DO THIS = An exact reproduction of the records is required, with all images left out.

----- RECORD LIST

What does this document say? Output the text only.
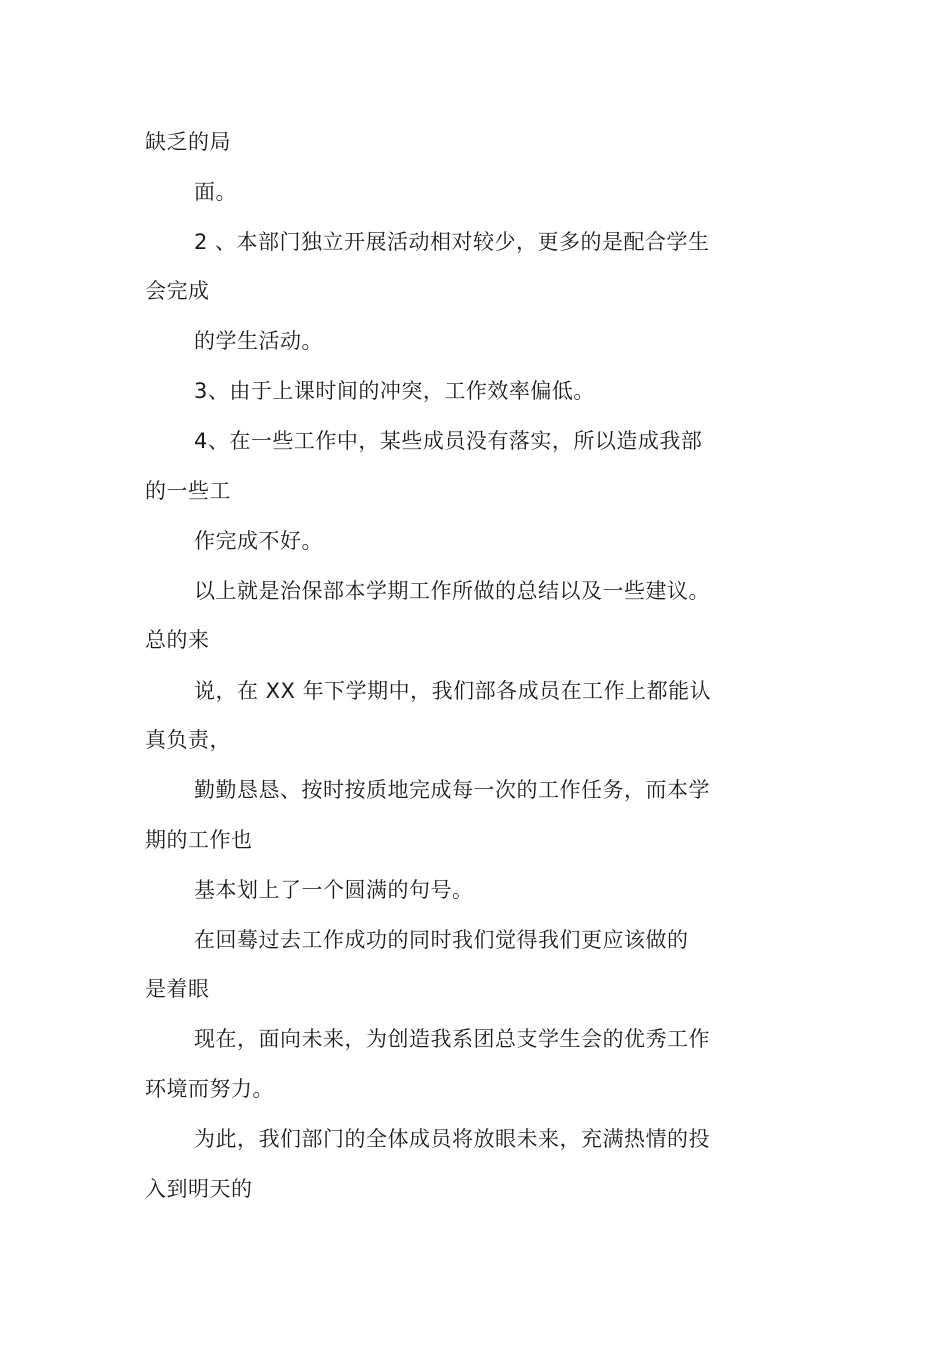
缺乏的局
面。
2 、本部门独立开展活动相对较少，更多的是配合学生
会完成
的学生活动。
3、由于上课时间的冲突，工作效率偏低。
4、在一些工作中，某些成员没有落实，所以造成我部
的一些工
作完成不好。
以上就是治保部本学期工作所做的总结以及一些建议。
总的来
说，在 XX 年下学期中，我们部各成员在工作上都能认
真负责，
勤勤恳恳、按时按质地完成每一次的工作任务，而本学
期的工作也
基本划上了一个圆满的句号。
在回蓦过去工作成功的同时我们觉得我们更应该做的
是着眼
现在，面向未来，为创造我系团总支学生会的优秀工作
环境而努力。
为此，我们部门的全体成员将放眼未来，充满热情的投
入到明天的
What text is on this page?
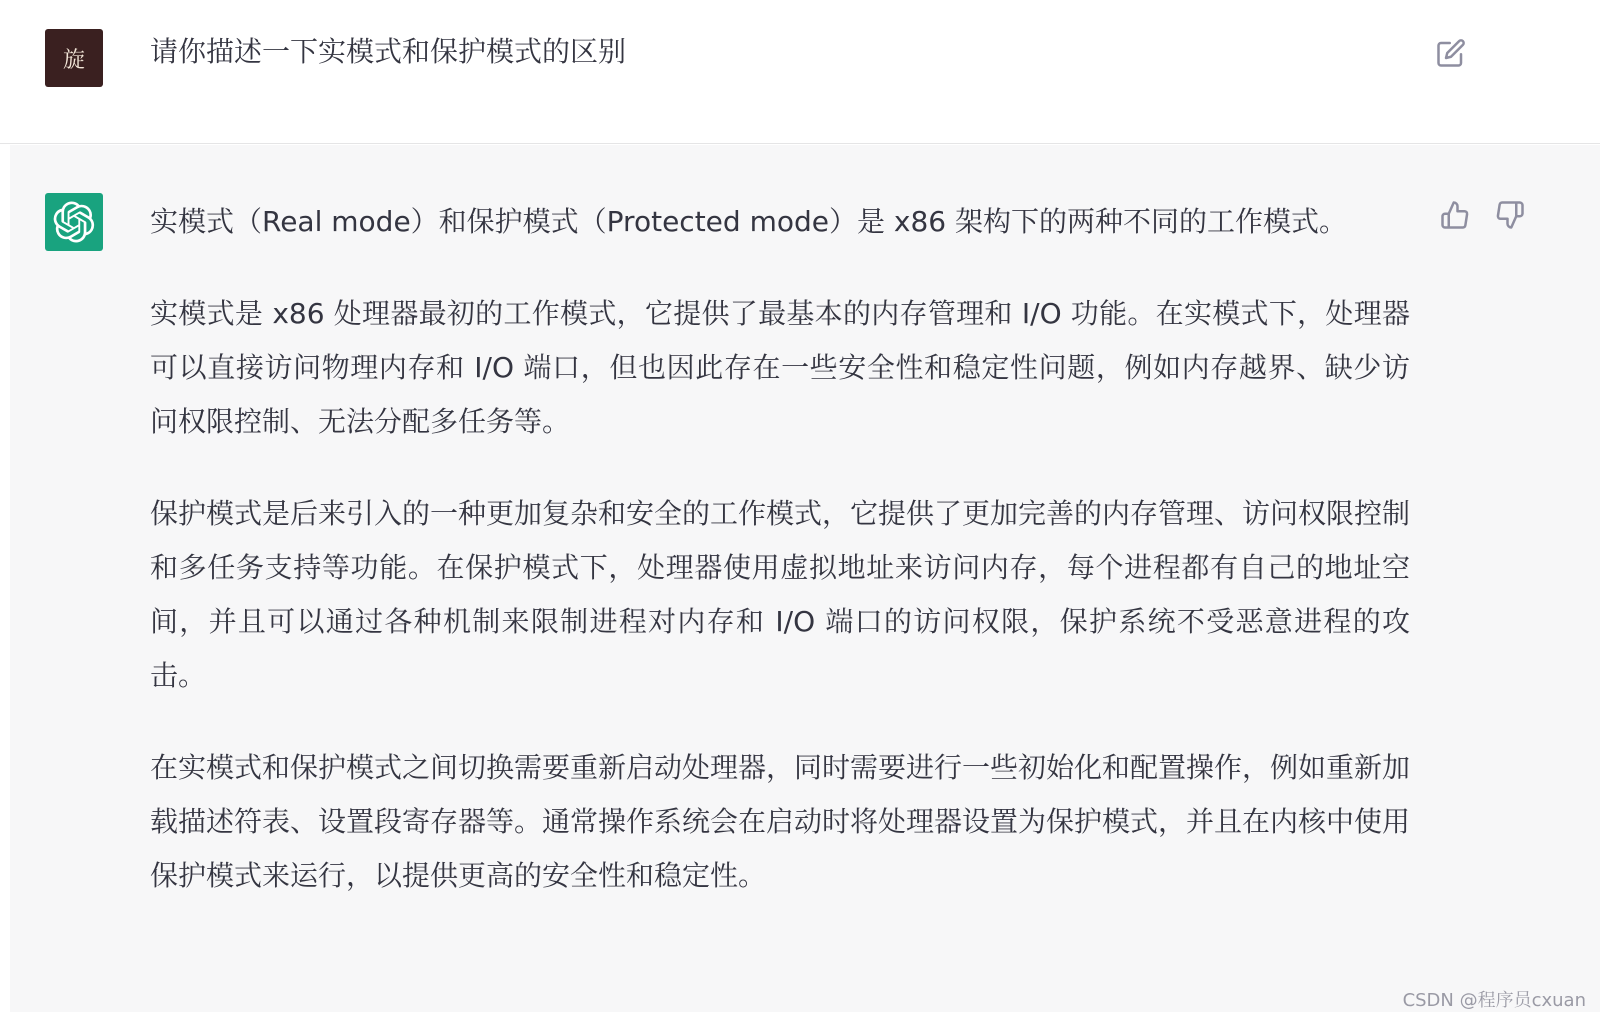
旋 请你描述一下实模式和保护模式的区别

实模式（Real mode）和保护模式（Protected mode）是 x86 架构下的两种不同的工作模式。

实模式是 x86 处理器最初的工作模式，它提供了最基本的内存管理和 I/O 功能。在实模式下，处理器可以直接访问物理内存和 I/O 端口，但也因此存在一些安全性和稳定性问题，例如内存越界、缺少访问权限控制、无法分配多任务等。

保护模式是后来引入的一种更加复杂和安全的工作模式，它提供了更加完善的内存管理、访问权限控制和多任务支持等功能。在保护模式下，处理器使用虚拟地址来访问内存，每个进程都有自己的地址空间，并且可以通过各种机制来限制进程对内存和 I/O 端口的访问权限，保护系统不受恶意进程的攻击。

在实模式和保护模式之间切换需要重新启动处理器，同时需要进行一些初始化和配置操作，例如重新加载描述符表、设置段寄存器等。通常操作系统会在启动时将处理器设置为保护模式，并且在内核中使用保护模式来运行，以提供更高的安全性和稳定性。

CSDN @程序员cxuan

----------

WRITTEN RESPONSE =
What does this document say? Output the text only.
缺乏的局
面。
2 、本部门独立开展活动相对较少，更多的是配合学生
会完成
的学生活动。
3、由于上课时间的冲突，工作效率偏低。
4、在一些工作中，某些成员没有落实，所以造成我部
的一些工
作完成不好。
以上就是治保部本学期工作所做的总结以及一些建议。
总的来
说，在 XX 年下学期中，我们部各成员在工作上都能认
真负责，
勤勤恳恳、按时按质地完成每一次的工作任务，而本学
期的工作也
基本划上了一个圆满的句号。
在回蓦过去工作成功的同时我们觉得我们更应该做的
是着眼
现在，面向未来，为创造我系团总支学生会的优秀工作
环境而努力。
为此，我们部门的全体成员将放眼未来，充满热情的投
入到明天的
What text is on this page?
旋 请你描述一下实模式和保护模式的区别

实模式（Real mode）和保护模式（Protected mode）是 x86 架构下的两种不同的工作模式。

实模式是 x86 处理器最初的工作模式，它提供了最基本的内存管理和 I/O 功能。在实模式下，处理器可以直接访问物理内存和 I/O 端口，但也因此存在一些安全性和稳定性问题，例如内存越界、缺少访问权限控制、无法分配多任务等。

保护模式是后来引入的一种更加复杂和安全的工作模式，它提供了更加完善的内存管理、访问权限控制和多任务支持等功能。在保护模式下，处理器使用虚拟地址来访问内存，每个进程都有自己的地址空间，并且可以通过各种机制来限制进程对内存和 I/O 端口的访问权限，保护系统不受恶意进程的攻击。

在实模式和保护模式之间切换需要重新启动处理器，同时需要进行一些初始化和配置操作，例如重新加载描述符表、设置段寄存器等。通常操作系统会在启动时将处理器设置为保护模式，并且在内核中使用保护模式来运行，以提供更高的安全性和稳定性。

CSDN @程序员cxuan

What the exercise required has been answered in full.